→ **BRIEF**: Write out each line exactly as it stands, please.

→ **RECORDED DATA**:
##############################

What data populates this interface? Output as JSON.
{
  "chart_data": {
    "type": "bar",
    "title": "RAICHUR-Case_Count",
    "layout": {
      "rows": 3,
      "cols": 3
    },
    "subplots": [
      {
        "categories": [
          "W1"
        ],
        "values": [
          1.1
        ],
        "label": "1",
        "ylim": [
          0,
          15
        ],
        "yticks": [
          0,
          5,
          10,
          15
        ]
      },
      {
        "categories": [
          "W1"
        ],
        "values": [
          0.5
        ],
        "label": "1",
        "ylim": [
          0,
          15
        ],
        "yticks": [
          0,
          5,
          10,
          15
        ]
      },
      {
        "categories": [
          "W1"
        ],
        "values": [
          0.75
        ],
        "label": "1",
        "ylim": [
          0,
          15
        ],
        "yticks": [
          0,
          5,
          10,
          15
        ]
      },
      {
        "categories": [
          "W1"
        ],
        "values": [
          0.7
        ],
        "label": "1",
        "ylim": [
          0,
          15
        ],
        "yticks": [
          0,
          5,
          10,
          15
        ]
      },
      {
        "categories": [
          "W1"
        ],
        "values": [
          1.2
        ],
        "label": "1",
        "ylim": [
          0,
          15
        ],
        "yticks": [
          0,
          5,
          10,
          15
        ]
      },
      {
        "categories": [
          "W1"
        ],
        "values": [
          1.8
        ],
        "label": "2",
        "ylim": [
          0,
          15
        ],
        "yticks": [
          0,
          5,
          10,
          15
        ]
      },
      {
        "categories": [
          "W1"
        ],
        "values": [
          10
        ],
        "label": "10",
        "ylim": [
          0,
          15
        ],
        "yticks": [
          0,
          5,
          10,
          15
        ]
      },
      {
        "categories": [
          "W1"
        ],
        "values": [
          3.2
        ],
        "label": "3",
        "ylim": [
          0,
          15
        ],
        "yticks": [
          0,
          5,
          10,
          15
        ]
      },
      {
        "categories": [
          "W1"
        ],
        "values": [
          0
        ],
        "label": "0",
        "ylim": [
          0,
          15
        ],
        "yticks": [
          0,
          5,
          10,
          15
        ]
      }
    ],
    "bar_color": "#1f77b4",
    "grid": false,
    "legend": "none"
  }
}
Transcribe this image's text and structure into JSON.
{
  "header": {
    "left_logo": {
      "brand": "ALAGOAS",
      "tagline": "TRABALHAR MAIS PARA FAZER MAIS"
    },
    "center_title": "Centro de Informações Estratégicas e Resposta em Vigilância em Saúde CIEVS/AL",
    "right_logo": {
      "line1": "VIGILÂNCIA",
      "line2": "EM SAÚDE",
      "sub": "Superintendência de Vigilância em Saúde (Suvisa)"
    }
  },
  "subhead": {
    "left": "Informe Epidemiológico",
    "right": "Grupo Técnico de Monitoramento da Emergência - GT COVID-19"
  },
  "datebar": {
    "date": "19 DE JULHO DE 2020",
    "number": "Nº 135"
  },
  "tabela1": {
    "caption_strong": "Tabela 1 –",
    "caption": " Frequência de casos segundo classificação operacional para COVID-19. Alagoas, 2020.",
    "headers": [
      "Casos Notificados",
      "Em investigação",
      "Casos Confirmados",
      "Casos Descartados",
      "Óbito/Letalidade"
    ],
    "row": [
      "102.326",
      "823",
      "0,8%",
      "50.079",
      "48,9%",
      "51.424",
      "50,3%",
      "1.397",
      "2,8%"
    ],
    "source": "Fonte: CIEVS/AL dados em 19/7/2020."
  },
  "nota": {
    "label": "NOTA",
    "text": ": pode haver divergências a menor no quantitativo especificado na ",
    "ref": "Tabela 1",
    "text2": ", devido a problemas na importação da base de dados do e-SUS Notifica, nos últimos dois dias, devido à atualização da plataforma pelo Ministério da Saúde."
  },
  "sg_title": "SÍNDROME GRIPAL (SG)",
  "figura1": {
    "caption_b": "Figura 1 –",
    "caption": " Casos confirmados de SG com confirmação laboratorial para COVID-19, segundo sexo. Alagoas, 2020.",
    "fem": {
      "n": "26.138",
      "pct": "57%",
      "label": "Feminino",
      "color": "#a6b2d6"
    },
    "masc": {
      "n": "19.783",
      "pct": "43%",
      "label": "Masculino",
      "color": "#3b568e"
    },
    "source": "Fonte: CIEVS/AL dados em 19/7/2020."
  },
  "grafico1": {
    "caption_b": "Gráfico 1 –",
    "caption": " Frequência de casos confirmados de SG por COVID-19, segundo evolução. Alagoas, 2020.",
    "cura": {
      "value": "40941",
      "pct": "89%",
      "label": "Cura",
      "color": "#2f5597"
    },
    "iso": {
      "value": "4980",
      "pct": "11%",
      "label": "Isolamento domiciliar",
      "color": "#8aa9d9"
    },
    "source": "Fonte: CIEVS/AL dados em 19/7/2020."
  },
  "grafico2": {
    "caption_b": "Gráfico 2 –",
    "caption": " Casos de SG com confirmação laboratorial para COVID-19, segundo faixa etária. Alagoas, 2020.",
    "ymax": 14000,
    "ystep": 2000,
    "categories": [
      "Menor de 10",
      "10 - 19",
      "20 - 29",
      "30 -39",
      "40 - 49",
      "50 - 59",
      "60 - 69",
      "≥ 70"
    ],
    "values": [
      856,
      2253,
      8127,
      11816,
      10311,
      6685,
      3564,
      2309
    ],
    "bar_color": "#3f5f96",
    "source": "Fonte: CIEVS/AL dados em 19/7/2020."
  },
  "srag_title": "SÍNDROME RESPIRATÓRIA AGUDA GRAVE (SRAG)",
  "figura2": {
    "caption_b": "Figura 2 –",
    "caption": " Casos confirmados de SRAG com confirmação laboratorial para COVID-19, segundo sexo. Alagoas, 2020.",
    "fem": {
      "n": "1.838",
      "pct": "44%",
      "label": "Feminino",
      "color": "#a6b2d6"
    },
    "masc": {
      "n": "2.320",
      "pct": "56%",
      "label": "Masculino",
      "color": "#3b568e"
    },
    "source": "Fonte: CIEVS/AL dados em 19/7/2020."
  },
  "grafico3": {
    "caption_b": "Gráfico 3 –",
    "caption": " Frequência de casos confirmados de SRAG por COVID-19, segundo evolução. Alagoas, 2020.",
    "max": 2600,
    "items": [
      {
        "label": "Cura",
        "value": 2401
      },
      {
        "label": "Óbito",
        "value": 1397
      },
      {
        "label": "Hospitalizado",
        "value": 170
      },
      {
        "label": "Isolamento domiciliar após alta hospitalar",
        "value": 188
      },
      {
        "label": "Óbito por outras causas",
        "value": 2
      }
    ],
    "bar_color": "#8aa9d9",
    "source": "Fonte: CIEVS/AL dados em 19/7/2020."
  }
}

##############################

→ **SOLUTION BELOW**:
What data populates this interface? Output as JSON.
{
  "chart_data": {
    "type": "bar",
    "title": "RAICHUR-Case_Count",
    "layout": {
      "rows": 3,
      "cols": 3
    },
    "subplots": [
      {
        "categories": [
          "W1"
        ],
        "values": [
          1.1
        ],
        "label": "1",
        "ylim": [
          0,
          15
        ],
        "yticks": [
          0,
          5,
          10,
          15
        ]
      },
      {
        "categories": [
          "W1"
        ],
        "values": [
          0.5
        ],
        "label": "1",
        "ylim": [
          0,
          15
        ],
        "yticks": [
          0,
          5,
          10,
          15
        ]
      },
      {
        "categories": [
          "W1"
        ],
        "values": [
          0.75
        ],
        "label": "1",
        "ylim": [
          0,
          15
        ],
        "yticks": [
          0,
          5,
          10,
          15
        ]
      },
      {
        "categories": [
          "W1"
        ],
        "values": [
          0.7
        ],
        "label": "1",
        "ylim": [
          0,
          15
        ],
        "yticks": [
          0,
          5,
          10,
          15
        ]
      },
      {
        "categories": [
          "W1"
        ],
        "values": [
          1.2
        ],
        "label": "1",
        "ylim": [
          0,
          15
        ],
        "yticks": [
          0,
          5,
          10,
          15
        ]
      },
      {
        "categories": [
          "W1"
        ],
        "values": [
          1.8
        ],
        "label": "2",
        "ylim": [
          0,
          15
        ],
        "yticks": [
          0,
          5,
          10,
          15
        ]
      },
      {
        "categories": [
          "W1"
        ],
        "values": [
          10
        ],
        "label": "10",
        "ylim": [
          0,
          15
        ],
        "yticks": [
          0,
          5,
          10,
          15
        ]
      },
      {
        "categories": [
          "W1"
        ],
        "values": [
          3.2
        ],
        "label": "3",
        "ylim": [
          0,
          15
        ],
        "yticks": [
          0,
          5,
          10,
          15
        ]
      },
      {
        "categories": [
          "W1"
        ],
        "values": [
          0
        ],
        "label": "0",
        "ylim": [
          0,
          15
        ],
        "yticks": [
          0,
          5,
          10,
          15
        ]
      }
    ],
    "bar_color": "#1f77b4",
    "grid": false,
    "legend": "none"
  }
}
Transcribe this image's text and structure into JSON.
{
  "header": {
    "left_logo": {
      "brand": "ALAGOAS",
      "tagline": "TRABALHAR MAIS PARA FAZER MAIS"
    },
    "center_title": "Centro de Informações Estratégicas e Resposta em Vigilância em Saúde CIEVS/AL",
    "right_logo": {
      "line1": "VIGILÂNCIA",
      "line2": "EM SAÚDE",
      "sub": "Superintendência de Vigilância em Saúde (Suvisa)"
    }
  },
  "subhead": {
    "left": "Informe Epidemiológico",
    "right": "Grupo Técnico de Monitoramento da Emergência - GT COVID-19"
  },
  "datebar": {
    "date": "19 DE JULHO DE 2020",
    "number": "Nº 135"
  },
  "tabela1": {
    "caption_strong": "Tabela 1 –",
    "caption": " Frequência de casos segundo classificação operacional para COVID-19. Alagoas, 2020.",
    "headers": [
      "Casos Notificados",
      "Em investigação",
      "Casos Confirmados",
      "Casos Descartados",
      "Óbito/Letalidade"
    ],
    "row": [
      "102.326",
      "823",
      "0,8%",
      "50.079",
      "48,9%",
      "51.424",
      "50,3%",
      "1.397",
      "2,8%"
    ],
    "source": "Fonte: CIEVS/AL dados em 19/7/2020."
  },
  "nota": {
    "label": "NOTA",
    "text": ": pode haver divergências a menor no quantitativo especificado na ",
    "ref": "Tabela 1",
    "text2": ", devido a problemas na importação da base de dados do e-SUS Notifica, nos últimos dois dias, devido à atualização da plataforma pelo Ministério da Saúde."
  },
  "sg_title": "SÍNDROME GRIPAL (SG)",
  "figura1": {
    "caption_b": "Figura 1 –",
    "caption": " Casos confirmados de SG com confirmação laboratorial para COVID-19, segundo sexo. Alagoas, 2020.",
    "fem": {
      "n": "26.138",
      "pct": "57%",
      "label": "Feminino",
      "color": "#a6b2d6"
    },
    "masc": {
      "n": "19.783",
      "pct": "43%",
      "label": "Masculino",
      "color": "#3b568e"
    },
    "source": "Fonte: CIEVS/AL dados em 19/7/2020."
  },
  "grafico1": {
    "caption_b": "Gráfico 1 –",
    "caption": " Frequência de casos confirmados de SG por COVID-19, segundo evolução. Alagoas, 2020.",
    "cura": {
      "value": "40941",
      "pct": "89%",
      "label": "Cura",
      "color": "#2f5597"
    },
    "iso": {
      "value": "4980",
      "pct": "11%",
      "label": "Isolamento domiciliar",
      "color": "#8aa9d9"
    },
    "source": "Fonte: CIEVS/AL dados em 19/7/2020."
  },
  "grafico2": {
    "caption_b": "Gráfico 2 –",
    "caption": " Casos de SG com confirmação laboratorial para COVID-19, segundo faixa etária. Alagoas, 2020.",
    "ymax": 14000,
    "ystep": 2000,
    "categories": [
      "Menor de 10",
      "10 - 19",
      "20 - 29",
      "30 -39",
      "40 - 49",
      "50 - 59",
      "60 - 69",
      "≥ 70"
    ],
    "values": [
      856,
      2253,
      8127,
      11816,
      10311,
      6685,
      3564,
      2309
    ],
    "bar_color": "#3f5f96",
    "source": "Fonte: CIEVS/AL dados em 19/7/2020."
  },
  "srag_title": "SÍNDROME RESPIRATÓRIA AGUDA GRAVE (SRAG)",
  "figura2": {
    "caption_b": "Figura 2 –",
    "caption": " Casos confirmados de SRAG com confirmação laboratorial para COVID-19, segundo sexo. Alagoas, 2020.",
    "fem": {
      "n": "1.838",
      "pct": "44%",
      "label": "Feminino",
      "color": "#a6b2d6"
    },
    "masc": {
      "n": "2.320",
      "pct": "56%",
      "label": "Masculino",
      "color": "#3b568e"
    },
    "source": "Fonte: CIEVS/AL dados em 19/7/2020."
  },
  "grafico3": {
    "caption_b": "Gráfico 3 –",
    "caption": " Frequência de casos confirmados de SRAG por COVID-19, segundo evolução. Alagoas, 2020.",
    "max": 2600,
    "items": [
      {
        "label": "Cura",
        "value": 2401
      },
      {
        "label": "Óbito",
        "value": 1397
      },
      {
        "label": "Hospitalizado",
        "value": 170
      },
      {
        "label": "Isolamento domiciliar após alta hospitalar",
        "value": 188
      },
      {
        "label": "Óbito por outras causas",
        "value": 2
      }
    ],
    "bar_color": "#8aa9d9",
    "source": "Fonte: CIEVS/AL dados em 19/7/2020."
  }
}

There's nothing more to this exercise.